>> begin INPUT FOR THIS TASK
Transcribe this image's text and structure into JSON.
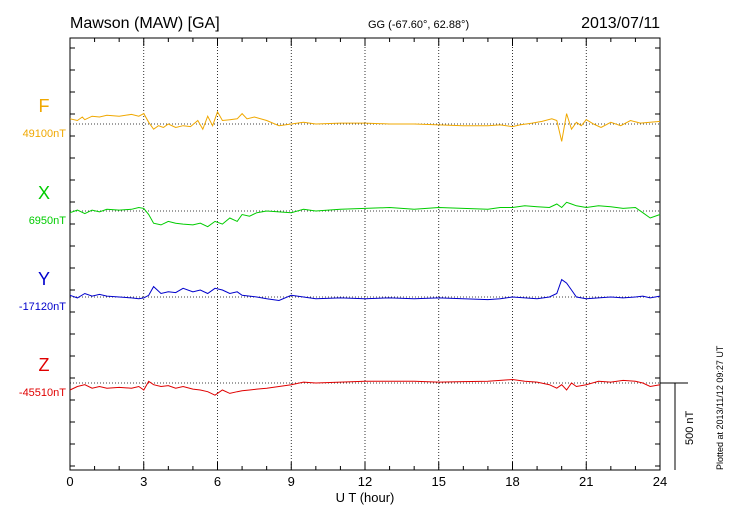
{
  "chart_data": {
    "type": "line",
    "title": "Mawson (MAW)  [GA]",
    "coords": "GG (-67.60°,  62.88°)",
    "date": "2013/07/11",
    "xlabel": "U T (hour)",
    "xlim": [
      0,
      24
    ],
    "xticks": [
      "0",
      "3",
      "6",
      "9",
      "12",
      "15",
      "18",
      "21",
      "24"
    ],
    "scale_label": "500 nT",
    "scale_nT": 500,
    "plotted_note": "Plotted at 2013/11/12 09:27 UT",
    "grid": true,
    "series": [
      {
        "name": "F",
        "baseline_label": "49100nT",
        "color": "#f0a800",
        "x": [
          0,
          0.3,
          0.5,
          0.6,
          0.9,
          1.2,
          1.5,
          2,
          2.5,
          2.8,
          3.0,
          3.2,
          3.4,
          3.6,
          3.8,
          4.0,
          4.3,
          4.6,
          4.9,
          5.2,
          5.4,
          5.6,
          5.8,
          6.0,
          6.2,
          6.5,
          6.8,
          7.0,
          7.2,
          7.5,
          8,
          8.5,
          9,
          9.5,
          10,
          11,
          12,
          13,
          14,
          15,
          16,
          17,
          17.5,
          18,
          18.3,
          18.8,
          19.2,
          19.6,
          19.8,
          20.0,
          20.2,
          20.4,
          20.6,
          20.8,
          21.0,
          21.3,
          21.6,
          22,
          22.4,
          22.8,
          23.2,
          23.6,
          24
        ],
        "values": [
          30,
          20,
          40,
          25,
          45,
          40,
          50,
          45,
          55,
          45,
          60,
          10,
          -30,
          -10,
          -20,
          0,
          -20,
          -10,
          -15,
          20,
          -30,
          45,
          -10,
          70,
          20,
          25,
          30,
          60,
          30,
          40,
          20,
          -10,
          0,
          10,
          0,
          5,
          5,
          0,
          0,
          -5,
          -10,
          -10,
          -5,
          -15,
          -5,
          5,
          15,
          30,
          20,
          -100,
          60,
          -30,
          10,
          -10,
          25,
          0,
          -20,
          10,
          -10,
          20,
          5,
          10,
          15
        ]
      },
      {
        "name": "X",
        "baseline_label": "6950nT",
        "color": "#00cc00",
        "x": [
          0,
          0.3,
          0.6,
          0.9,
          1.2,
          1.5,
          2,
          2.5,
          2.8,
          3.0,
          3.2,
          3.4,
          3.7,
          4.0,
          4.3,
          4.6,
          5.0,
          5.3,
          5.6,
          5.9,
          6.2,
          6.5,
          6.8,
          7.0,
          7.3,
          7.6,
          8,
          8.5,
          9,
          9.5,
          10,
          11,
          12,
          13,
          14,
          15,
          16,
          17,
          17.5,
          18,
          18.5,
          19,
          19.5,
          19.8,
          20.0,
          20.2,
          20.4,
          20.6,
          21,
          21.5,
          22,
          22.5,
          23,
          23.3,
          23.6,
          24
        ],
        "values": [
          -10,
          5,
          -15,
          5,
          -5,
          10,
          5,
          10,
          20,
          15,
          -20,
          -70,
          -80,
          -60,
          -70,
          -75,
          -80,
          -70,
          -90,
          -60,
          -75,
          -40,
          -60,
          -20,
          -30,
          -10,
          0,
          -5,
          -10,
          10,
          0,
          10,
          15,
          20,
          10,
          20,
          15,
          10,
          20,
          20,
          30,
          25,
          20,
          40,
          20,
          50,
          40,
          30,
          20,
          30,
          25,
          15,
          20,
          -10,
          -40,
          -20
        ]
      },
      {
        "name": "Y",
        "baseline_label": "-17120nT",
        "color": "#0000cc",
        "x": [
          0,
          0.3,
          0.6,
          0.9,
          1.2,
          1.5,
          2,
          2.5,
          2.8,
          3.0,
          3.2,
          3.4,
          3.7,
          4.0,
          4.3,
          4.6,
          5.0,
          5.3,
          5.6,
          5.9,
          6.2,
          6.5,
          6.8,
          7.0,
          7.3,
          7.6,
          8,
          8.5,
          9,
          9.5,
          10,
          11,
          12,
          13,
          14,
          15,
          16,
          17,
          17.5,
          18,
          18.5,
          19,
          19.5,
          19.8,
          20.0,
          20.2,
          20.4,
          20.6,
          21,
          21.5,
          22,
          22.5,
          23,
          23.3,
          23.6,
          24
        ],
        "values": [
          10,
          -5,
          20,
          5,
          15,
          5,
          0,
          -5,
          -10,
          -5,
          10,
          60,
          20,
          30,
          25,
          50,
          30,
          40,
          20,
          50,
          40,
          20,
          30,
          10,
          5,
          0,
          -10,
          -20,
          10,
          0,
          -10,
          -5,
          -10,
          -5,
          -10,
          -5,
          -10,
          -15,
          -10,
          0,
          -5,
          -10,
          0,
          20,
          100,
          80,
          40,
          0,
          -10,
          -5,
          0,
          -5,
          0,
          5,
          -5,
          5
        ]
      },
      {
        "name": "Z",
        "baseline_label": "-45510nT",
        "color": "#e00000",
        "x": [
          0,
          0.3,
          0.6,
          0.9,
          1.2,
          1.5,
          2,
          2.5,
          2.8,
          3.0,
          3.2,
          3.4,
          3.7,
          4.0,
          4.3,
          4.6,
          5.0,
          5.3,
          5.6,
          5.9,
          6.2,
          6.5,
          6.8,
          7.0,
          7.3,
          7.6,
          8,
          8.5,
          9,
          9.5,
          10,
          11,
          12,
          13,
          14,
          15,
          16,
          17,
          17.5,
          18,
          18.5,
          19,
          19.5,
          19.8,
          20.0,
          20.2,
          20.4,
          20.6,
          21,
          21.5,
          22,
          22.5,
          23,
          23.3,
          23.6,
          24
        ],
        "values": [
          -40,
          -20,
          -10,
          -30,
          -20,
          -30,
          -25,
          -30,
          -20,
          -40,
          10,
          -10,
          -20,
          -15,
          -30,
          -20,
          -35,
          -40,
          -50,
          -70,
          -40,
          -60,
          -50,
          -45,
          -40,
          -35,
          -30,
          -20,
          -10,
          5,
          0,
          5,
          10,
          10,
          10,
          5,
          8,
          10,
          15,
          20,
          10,
          5,
          -10,
          -30,
          -10,
          -40,
          0,
          -20,
          -10,
          10,
          5,
          15,
          10,
          0,
          -20,
          -10
        ]
      }
    ]
  }
}
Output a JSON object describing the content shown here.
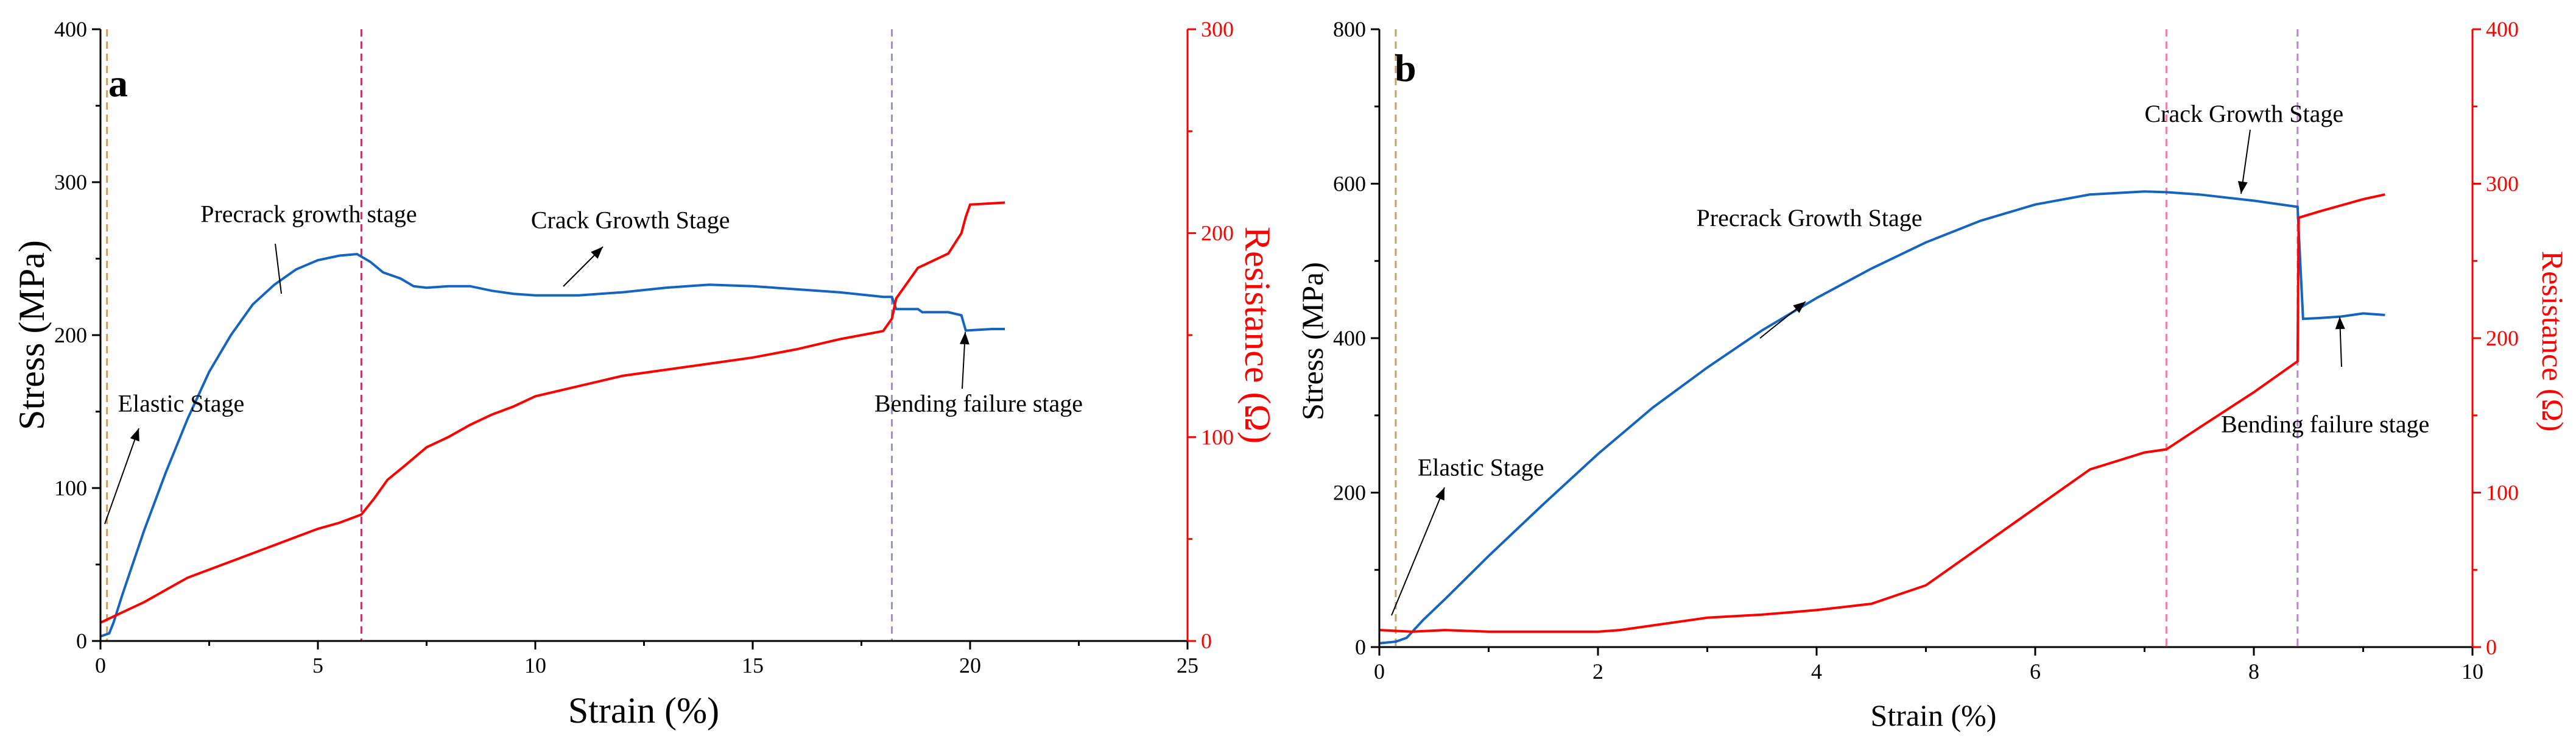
{
  "chart_data": [
    {
      "type": "line",
      "panel": "a",
      "xlabel": "Strain (%)",
      "ylabel": "Stress (MPa)",
      "y2label": "Resistance (Ω)",
      "xlim": [
        0,
        25
      ],
      "ylim": [
        0,
        400
      ],
      "y2lim": [
        0,
        300
      ],
      "xticks": [
        0,
        5,
        10,
        15,
        20,
        25
      ],
      "yticks": [
        0,
        100,
        200,
        300,
        400
      ],
      "y2ticks": [
        0,
        100,
        200,
        300
      ],
      "stage_lines": [
        {
          "x": 0.15,
          "color": "#c8a060"
        },
        {
          "x": 6.0,
          "color": "#c0306a"
        },
        {
          "x": 18.2,
          "color": "#9a90e0"
        }
      ],
      "series": [
        {
          "name": "Stress",
          "axis": "left",
          "color": "#1565c0",
          "x": [
            0,
            0.2,
            0.3,
            0.5,
            1,
            1.5,
            2,
            2.5,
            3,
            3.5,
            4,
            4.5,
            5,
            5.5,
            5.9,
            6.2,
            6.5,
            6.9,
            7.2,
            7.5,
            8,
            8.5,
            9,
            9.5,
            10,
            11,
            12,
            13,
            14,
            15,
            16,
            17,
            18,
            18.2,
            18.3,
            18.8,
            18.9,
            19.5,
            19.8,
            19.9,
            20.5,
            20.8
          ],
          "y": [
            3,
            5,
            12,
            30,
            72,
            110,
            145,
            176,
            200,
            220,
            233,
            243,
            249,
            252,
            253,
            248,
            241,
            237,
            232,
            231,
            232,
            232,
            229,
            227,
            226,
            226,
            228,
            231,
            233,
            232,
            230,
            228,
            225,
            225,
            217,
            217,
            215,
            215,
            213,
            203,
            204,
            204
          ]
        },
        {
          "name": "Resistance",
          "axis": "right",
          "color": "#ff0000",
          "x": [
            0,
            0.5,
            1,
            1.5,
            2,
            2.5,
            3,
            3.5,
            4,
            4.5,
            5,
            5.5,
            6,
            6.3,
            6.6,
            7,
            7.5,
            8,
            8.5,
            9,
            9.5,
            10,
            11,
            12,
            13,
            14,
            15,
            16,
            17,
            18,
            18.2,
            18.3,
            18.8,
            19,
            19.5,
            19.8,
            19.9,
            20,
            20.8
          ],
          "y": [
            9,
            14,
            19,
            25,
            31,
            35,
            39,
            43,
            47,
            51,
            55,
            58,
            62,
            70,
            79,
            86,
            95,
            100,
            106,
            111,
            115,
            120,
            125,
            130,
            133,
            136,
            139,
            143,
            148,
            152,
            158,
            168,
            183,
            185,
            190,
            200,
            208,
            214,
            215
          ]
        }
      ],
      "annotations": [
        {
          "text": "Elastic Stage",
          "x": 0.4,
          "y": 150
        },
        {
          "text": "Precrack growth stage",
          "x": 2.3,
          "y": 274
        },
        {
          "text": "Crack Growth Stage",
          "x": 9.9,
          "y": 270
        },
        {
          "text": "Bending failure stage",
          "x": 17.8,
          "y": 150
        }
      ]
    },
    {
      "type": "line",
      "panel": "b",
      "xlabel": "Strain (%)",
      "ylabel": "Stress (MPa)",
      "y2label": "Resistance (Ω)",
      "xlim": [
        0,
        10
      ],
      "ylim": [
        0,
        800
      ],
      "y2lim": [
        0,
        400
      ],
      "xticks": [
        0,
        2,
        4,
        6,
        8,
        10
      ],
      "yticks": [
        0,
        200,
        400,
        600,
        800
      ],
      "y2ticks": [
        0,
        100,
        200,
        300,
        400
      ],
      "stage_lines": [
        {
          "x": 0.15,
          "color": "#c8a060"
        },
        {
          "x": 7.2,
          "color": "#f080a0"
        },
        {
          "x": 8.4,
          "color": "#c080e0"
        }
      ],
      "series": [
        {
          "name": "Stress",
          "axis": "left",
          "color": "#1565c0",
          "x": [
            0,
            0.15,
            0.25,
            0.4,
            0.6,
            0.8,
            1,
            1.5,
            2,
            2.5,
            3,
            3.5,
            4,
            4.5,
            5,
            5.5,
            6,
            6.5,
            7,
            7.2,
            7.5,
            8,
            8.4,
            8.41,
            8.45,
            8.6,
            8.8,
            9,
            9.2
          ],
          "y": [
            5,
            7,
            12,
            35,
            62,
            90,
            118,
            185,
            250,
            310,
            362,
            410,
            452,
            490,
            524,
            552,
            573,
            586,
            590,
            589,
            586,
            578,
            570,
            540,
            425,
            426,
            428,
            432,
            430
          ]
        },
        {
          "name": "Resistance",
          "axis": "right",
          "color": "#ff0000",
          "x": [
            0,
            0.3,
            0.6,
            1,
            1.5,
            2,
            2.2,
            2.5,
            3,
            3.5,
            4,
            4.5,
            5,
            5.5,
            6,
            6.5,
            7,
            7.2,
            7.5,
            8,
            8.4,
            8.41,
            8.6,
            8.8,
            9,
            9.2
          ],
          "y": [
            11,
            10,
            11,
            10,
            10,
            10,
            11,
            14,
            19,
            21,
            24,
            28,
            40,
            65,
            90,
            115,
            126,
            128,
            142,
            165,
            185,
            278,
            282,
            286,
            290,
            293
          ]
        }
      ],
      "annotations": [
        {
          "text": "Elastic Stage",
          "x": 0.35,
          "y": 222
        },
        {
          "text": "Precrack Growth Stage",
          "x": 2.9,
          "y": 545
        },
        {
          "text": "Crack Growth Stage",
          "x": 7.0,
          "y": 680
        },
        {
          "text": "Bending failure stage",
          "x": 7.7,
          "y": 278
        }
      ]
    }
  ]
}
>> end INPUT FOR THIS TASK
**TASK TO COMPLETE:**
In the records above, tally the lines where the word "Precrack" appears, and give the number and nothing else.

**EXERCISE ANSWER:**
2